** Input **
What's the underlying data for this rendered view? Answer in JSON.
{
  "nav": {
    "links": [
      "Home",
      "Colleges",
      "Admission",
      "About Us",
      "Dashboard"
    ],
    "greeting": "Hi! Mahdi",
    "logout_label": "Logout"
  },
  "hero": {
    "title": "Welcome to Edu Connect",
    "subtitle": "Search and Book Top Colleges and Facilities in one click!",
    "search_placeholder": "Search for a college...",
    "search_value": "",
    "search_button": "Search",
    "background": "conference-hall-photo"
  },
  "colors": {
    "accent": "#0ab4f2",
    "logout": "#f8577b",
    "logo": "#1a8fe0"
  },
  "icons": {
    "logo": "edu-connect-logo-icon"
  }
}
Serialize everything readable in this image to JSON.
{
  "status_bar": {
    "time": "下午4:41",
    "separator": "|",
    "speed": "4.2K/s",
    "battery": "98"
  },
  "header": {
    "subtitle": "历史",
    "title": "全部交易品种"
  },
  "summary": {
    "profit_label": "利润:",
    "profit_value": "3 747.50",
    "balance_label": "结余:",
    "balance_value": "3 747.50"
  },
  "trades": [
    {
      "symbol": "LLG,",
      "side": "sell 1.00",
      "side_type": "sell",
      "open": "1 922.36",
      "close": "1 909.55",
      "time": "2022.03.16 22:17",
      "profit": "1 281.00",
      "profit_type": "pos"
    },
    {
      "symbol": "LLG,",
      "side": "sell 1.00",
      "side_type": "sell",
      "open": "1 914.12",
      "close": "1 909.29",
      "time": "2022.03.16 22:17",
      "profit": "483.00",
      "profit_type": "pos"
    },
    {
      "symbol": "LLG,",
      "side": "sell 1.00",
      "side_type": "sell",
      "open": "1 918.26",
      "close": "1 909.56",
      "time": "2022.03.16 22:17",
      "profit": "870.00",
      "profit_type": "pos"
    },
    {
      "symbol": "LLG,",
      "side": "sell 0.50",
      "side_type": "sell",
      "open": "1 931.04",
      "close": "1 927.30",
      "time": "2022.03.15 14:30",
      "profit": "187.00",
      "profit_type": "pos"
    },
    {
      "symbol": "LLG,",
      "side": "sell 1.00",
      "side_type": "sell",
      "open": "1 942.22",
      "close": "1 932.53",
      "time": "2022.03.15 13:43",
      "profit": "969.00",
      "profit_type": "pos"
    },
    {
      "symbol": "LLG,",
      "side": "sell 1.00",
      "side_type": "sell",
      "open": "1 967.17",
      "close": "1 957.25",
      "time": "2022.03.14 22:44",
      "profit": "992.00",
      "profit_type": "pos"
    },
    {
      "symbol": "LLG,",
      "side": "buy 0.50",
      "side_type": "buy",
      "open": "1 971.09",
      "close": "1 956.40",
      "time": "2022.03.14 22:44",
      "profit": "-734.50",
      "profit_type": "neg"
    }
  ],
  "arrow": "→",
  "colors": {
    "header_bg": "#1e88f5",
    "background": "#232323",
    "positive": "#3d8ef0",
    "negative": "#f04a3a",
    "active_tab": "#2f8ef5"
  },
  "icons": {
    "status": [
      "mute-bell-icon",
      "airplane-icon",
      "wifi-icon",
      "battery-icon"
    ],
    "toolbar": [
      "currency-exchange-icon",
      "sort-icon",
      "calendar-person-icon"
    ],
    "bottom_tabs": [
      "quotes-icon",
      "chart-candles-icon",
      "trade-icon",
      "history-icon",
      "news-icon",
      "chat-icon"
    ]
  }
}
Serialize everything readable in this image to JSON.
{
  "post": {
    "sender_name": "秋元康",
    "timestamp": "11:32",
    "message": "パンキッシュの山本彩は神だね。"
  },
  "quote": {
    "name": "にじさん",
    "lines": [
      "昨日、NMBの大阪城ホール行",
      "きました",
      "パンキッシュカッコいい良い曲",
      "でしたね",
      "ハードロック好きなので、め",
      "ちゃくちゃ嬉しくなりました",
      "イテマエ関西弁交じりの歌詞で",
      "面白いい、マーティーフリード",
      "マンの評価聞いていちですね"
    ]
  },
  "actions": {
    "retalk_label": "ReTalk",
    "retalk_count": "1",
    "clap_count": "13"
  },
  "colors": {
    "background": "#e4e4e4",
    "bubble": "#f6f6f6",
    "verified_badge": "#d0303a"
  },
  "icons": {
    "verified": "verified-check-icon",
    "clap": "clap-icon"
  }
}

** What is required **
Repeat each record exactly. Omit nothing.

** Answer to this task **
What's the underlying data for this rendered view? Answer in JSON.
{
  "nav": {
    "links": [
      "Home",
      "Colleges",
      "Admission",
      "About Us",
      "Dashboard"
    ],
    "greeting": "Hi! Mahdi",
    "logout_label": "Logout"
  },
  "hero": {
    "title": "Welcome to Edu Connect",
    "subtitle": "Search and Book Top Colleges and Facilities in one click!",
    "search_placeholder": "Search for a college...",
    "search_value": "",
    "search_button": "Search",
    "background": "conference-hall-photo"
  },
  "colors": {
    "accent": "#0ab4f2",
    "logout": "#f8577b",
    "logo": "#1a8fe0"
  },
  "icons": {
    "logo": "edu-connect-logo-icon"
  }
}
Serialize everything readable in this image to JSON.
{
  "status_bar": {
    "time": "下午4:41",
    "separator": "|",
    "speed": "4.2K/s",
    "battery": "98"
  },
  "header": {
    "subtitle": "历史",
    "title": "全部交易品种"
  },
  "summary": {
    "profit_label": "利润:",
    "profit_value": "3 747.50",
    "balance_label": "结余:",
    "balance_value": "3 747.50"
  },
  "trades": [
    {
      "symbol": "LLG,",
      "side": "sell 1.00",
      "side_type": "sell",
      "open": "1 922.36",
      "close": "1 909.55",
      "time": "2022.03.16 22:17",
      "profit": "1 281.00",
      "profit_type": "pos"
    },
    {
      "symbol": "LLG,",
      "side": "sell 1.00",
      "side_type": "sell",
      "open": "1 914.12",
      "close": "1 909.29",
      "time": "2022.03.16 22:17",
      "profit": "483.00",
      "profit_type": "pos"
    },
    {
      "symbol": "LLG,",
      "side": "sell 1.00",
      "side_type": "sell",
      "open": "1 918.26",
      "close": "1 909.56",
      "time": "2022.03.16 22:17",
      "profit": "870.00",
      "profit_type": "pos"
    },
    {
      "symbol": "LLG,",
      "side": "sell 0.50",
      "side_type": "sell",
      "open": "1 931.04",
      "close": "1 927.30",
      "time": "2022.03.15 14:30",
      "profit": "187.00",
      "profit_type": "pos"
    },
    {
      "symbol": "LLG,",
      "side": "sell 1.00",
      "side_type": "sell",
      "open": "1 942.22",
      "close": "1 932.53",
      "time": "2022.03.15 13:43",
      "profit": "969.00",
      "profit_type": "pos"
    },
    {
      "symbol": "LLG,",
      "side": "sell 1.00",
      "side_type": "sell",
      "open": "1 967.17",
      "close": "1 957.25",
      "time": "2022.03.14 22:44",
      "profit": "992.00",
      "profit_type": "pos"
    },
    {
      "symbol": "LLG,",
      "side": "buy 0.50",
      "side_type": "buy",
      "open": "1 971.09",
      "close": "1 956.40",
      "time": "2022.03.14 22:44",
      "profit": "-734.50",
      "profit_type": "neg"
    }
  ],
  "arrow": "→",
  "colors": {
    "header_bg": "#1e88f5",
    "background": "#232323",
    "positive": "#3d8ef0",
    "negative": "#f04a3a",
    "active_tab": "#2f8ef5"
  },
  "icons": {
    "status": [
      "mute-bell-icon",
      "airplane-icon",
      "wifi-icon",
      "battery-icon"
    ],
    "toolbar": [
      "currency-exchange-icon",
      "sort-icon",
      "calendar-person-icon"
    ],
    "bottom_tabs": [
      "quotes-icon",
      "chart-candles-icon",
      "trade-icon",
      "history-icon",
      "news-icon",
      "chat-icon"
    ]
  }
}
Serialize everything readable in this image to JSON.
{
  "post": {
    "sender_name": "秋元康",
    "timestamp": "11:32",
    "message": "パンキッシュの山本彩は神だね。"
  },
  "quote": {
    "name": "にじさん",
    "lines": [
      "昨日、NMBの大阪城ホール行",
      "きました",
      "パンキッシュカッコいい良い曲",
      "でしたね",
      "ハードロック好きなので、め",
      "ちゃくちゃ嬉しくなりました",
      "イテマエ関西弁交じりの歌詞で",
      "面白いい、マーティーフリード",
      "マンの評価聞いていちですね"
    ]
  },
  "actions": {
    "retalk_label": "ReTalk",
    "retalk_count": "1",
    "clap_count": "13"
  },
  "colors": {
    "background": "#e4e4e4",
    "bubble": "#f6f6f6",
    "verified_badge": "#d0303a"
  },
  "icons": {
    "verified": "verified-check-icon",
    "clap": "clap-icon"
  }
}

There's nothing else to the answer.